>> BEGIN Material for this exercise
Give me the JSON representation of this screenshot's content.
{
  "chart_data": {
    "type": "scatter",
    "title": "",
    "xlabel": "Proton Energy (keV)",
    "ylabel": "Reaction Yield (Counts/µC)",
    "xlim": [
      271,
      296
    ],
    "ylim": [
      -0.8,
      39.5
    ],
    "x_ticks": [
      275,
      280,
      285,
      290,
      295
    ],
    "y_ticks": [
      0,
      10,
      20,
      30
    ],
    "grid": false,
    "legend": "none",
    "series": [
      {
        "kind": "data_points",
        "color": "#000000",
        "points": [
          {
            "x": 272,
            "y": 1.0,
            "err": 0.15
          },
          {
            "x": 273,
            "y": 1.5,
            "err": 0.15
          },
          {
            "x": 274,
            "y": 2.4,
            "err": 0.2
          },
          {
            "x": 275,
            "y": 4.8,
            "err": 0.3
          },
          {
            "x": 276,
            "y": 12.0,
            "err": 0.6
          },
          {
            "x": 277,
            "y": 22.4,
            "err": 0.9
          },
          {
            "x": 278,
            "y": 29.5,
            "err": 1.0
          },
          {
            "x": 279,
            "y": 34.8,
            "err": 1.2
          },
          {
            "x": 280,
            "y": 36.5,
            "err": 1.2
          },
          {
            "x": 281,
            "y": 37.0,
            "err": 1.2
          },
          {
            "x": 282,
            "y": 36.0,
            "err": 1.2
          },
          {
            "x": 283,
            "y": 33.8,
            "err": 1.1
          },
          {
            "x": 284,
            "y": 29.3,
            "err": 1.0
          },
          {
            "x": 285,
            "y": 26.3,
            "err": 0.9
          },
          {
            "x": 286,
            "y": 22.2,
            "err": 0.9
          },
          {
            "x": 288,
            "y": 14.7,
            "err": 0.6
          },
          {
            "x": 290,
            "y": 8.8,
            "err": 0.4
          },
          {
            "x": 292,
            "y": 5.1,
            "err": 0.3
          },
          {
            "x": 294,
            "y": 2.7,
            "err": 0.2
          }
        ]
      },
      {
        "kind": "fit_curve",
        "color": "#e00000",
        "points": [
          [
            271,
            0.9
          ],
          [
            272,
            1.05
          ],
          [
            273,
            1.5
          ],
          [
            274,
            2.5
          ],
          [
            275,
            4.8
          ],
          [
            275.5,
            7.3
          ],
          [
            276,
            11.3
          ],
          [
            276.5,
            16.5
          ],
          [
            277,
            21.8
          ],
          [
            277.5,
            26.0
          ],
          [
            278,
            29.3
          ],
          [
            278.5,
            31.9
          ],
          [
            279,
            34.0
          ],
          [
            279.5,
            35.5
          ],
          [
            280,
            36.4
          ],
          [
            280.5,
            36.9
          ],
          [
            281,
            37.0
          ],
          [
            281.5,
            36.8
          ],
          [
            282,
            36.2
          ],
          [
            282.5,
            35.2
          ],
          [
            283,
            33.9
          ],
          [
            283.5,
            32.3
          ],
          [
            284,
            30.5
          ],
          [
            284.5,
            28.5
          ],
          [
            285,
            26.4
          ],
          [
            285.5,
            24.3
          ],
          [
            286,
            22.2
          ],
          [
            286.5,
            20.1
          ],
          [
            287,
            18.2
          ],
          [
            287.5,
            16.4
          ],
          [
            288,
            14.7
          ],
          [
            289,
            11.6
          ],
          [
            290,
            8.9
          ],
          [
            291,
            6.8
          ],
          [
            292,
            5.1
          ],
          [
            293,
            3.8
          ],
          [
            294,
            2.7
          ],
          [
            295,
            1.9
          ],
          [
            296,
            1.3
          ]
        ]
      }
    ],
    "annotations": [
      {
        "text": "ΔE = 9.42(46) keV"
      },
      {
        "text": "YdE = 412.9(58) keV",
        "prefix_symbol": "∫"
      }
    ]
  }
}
>> END Material for this exercise
**Task directions**
Write out the entire listing exactly.

**Response below**
Give me the JSON representation of this screenshot's content.
{
  "chart_data": {
    "type": "scatter",
    "title": "",
    "xlabel": "Proton Energy (keV)",
    "ylabel": "Reaction Yield (Counts/µC)",
    "xlim": [
      271,
      296
    ],
    "ylim": [
      -0.8,
      39.5
    ],
    "x_ticks": [
      275,
      280,
      285,
      290,
      295
    ],
    "y_ticks": [
      0,
      10,
      20,
      30
    ],
    "grid": false,
    "legend": "none",
    "series": [
      {
        "kind": "data_points",
        "color": "#000000",
        "points": [
          {
            "x": 272,
            "y": 1.0,
            "err": 0.15
          },
          {
            "x": 273,
            "y": 1.5,
            "err": 0.15
          },
          {
            "x": 274,
            "y": 2.4,
            "err": 0.2
          },
          {
            "x": 275,
            "y": 4.8,
            "err": 0.3
          },
          {
            "x": 276,
            "y": 12.0,
            "err": 0.6
          },
          {
            "x": 277,
            "y": 22.4,
            "err": 0.9
          },
          {
            "x": 278,
            "y": 29.5,
            "err": 1.0
          },
          {
            "x": 279,
            "y": 34.8,
            "err": 1.2
          },
          {
            "x": 280,
            "y": 36.5,
            "err": 1.2
          },
          {
            "x": 281,
            "y": 37.0,
            "err": 1.2
          },
          {
            "x": 282,
            "y": 36.0,
            "err": 1.2
          },
          {
            "x": 283,
            "y": 33.8,
            "err": 1.1
          },
          {
            "x": 284,
            "y": 29.3,
            "err": 1.0
          },
          {
            "x": 285,
            "y": 26.3,
            "err": 0.9
          },
          {
            "x": 286,
            "y": 22.2,
            "err": 0.9
          },
          {
            "x": 288,
            "y": 14.7,
            "err": 0.6
          },
          {
            "x": 290,
            "y": 8.8,
            "err": 0.4
          },
          {
            "x": 292,
            "y": 5.1,
            "err": 0.3
          },
          {
            "x": 294,
            "y": 2.7,
            "err": 0.2
          }
        ]
      },
      {
        "kind": "fit_curve",
        "color": "#e00000",
        "points": [
          [
            271,
            0.9
          ],
          [
            272,
            1.05
          ],
          [
            273,
            1.5
          ],
          [
            274,
            2.5
          ],
          [
            275,
            4.8
          ],
          [
            275.5,
            7.3
          ],
          [
            276,
            11.3
          ],
          [
            276.5,
            16.5
          ],
          [
            277,
            21.8
          ],
          [
            277.5,
            26.0
          ],
          [
            278,
            29.3
          ],
          [
            278.5,
            31.9
          ],
          [
            279,
            34.0
          ],
          [
            279.5,
            35.5
          ],
          [
            280,
            36.4
          ],
          [
            280.5,
            36.9
          ],
          [
            281,
            37.0
          ],
          [
            281.5,
            36.8
          ],
          [
            282,
            36.2
          ],
          [
            282.5,
            35.2
          ],
          [
            283,
            33.9
          ],
          [
            283.5,
            32.3
          ],
          [
            284,
            30.5
          ],
          [
            284.5,
            28.5
          ],
          [
            285,
            26.4
          ],
          [
            285.5,
            24.3
          ],
          [
            286,
            22.2
          ],
          [
            286.5,
            20.1
          ],
          [
            287,
            18.2
          ],
          [
            287.5,
            16.4
          ],
          [
            288,
            14.7
          ],
          [
            289,
            11.6
          ],
          [
            290,
            8.9
          ],
          [
            291,
            6.8
          ],
          [
            292,
            5.1
          ],
          [
            293,
            3.8
          ],
          [
            294,
            2.7
          ],
          [
            295,
            1.9
          ],
          [
            296,
            1.3
          ]
        ]
      }
    ],
    "annotations": [
      {
        "text": "ΔE = 9.42(46) keV"
      },
      {
        "text": "YdE = 412.9(58) keV",
        "prefix_symbol": "∫"
      }
    ]
  }
}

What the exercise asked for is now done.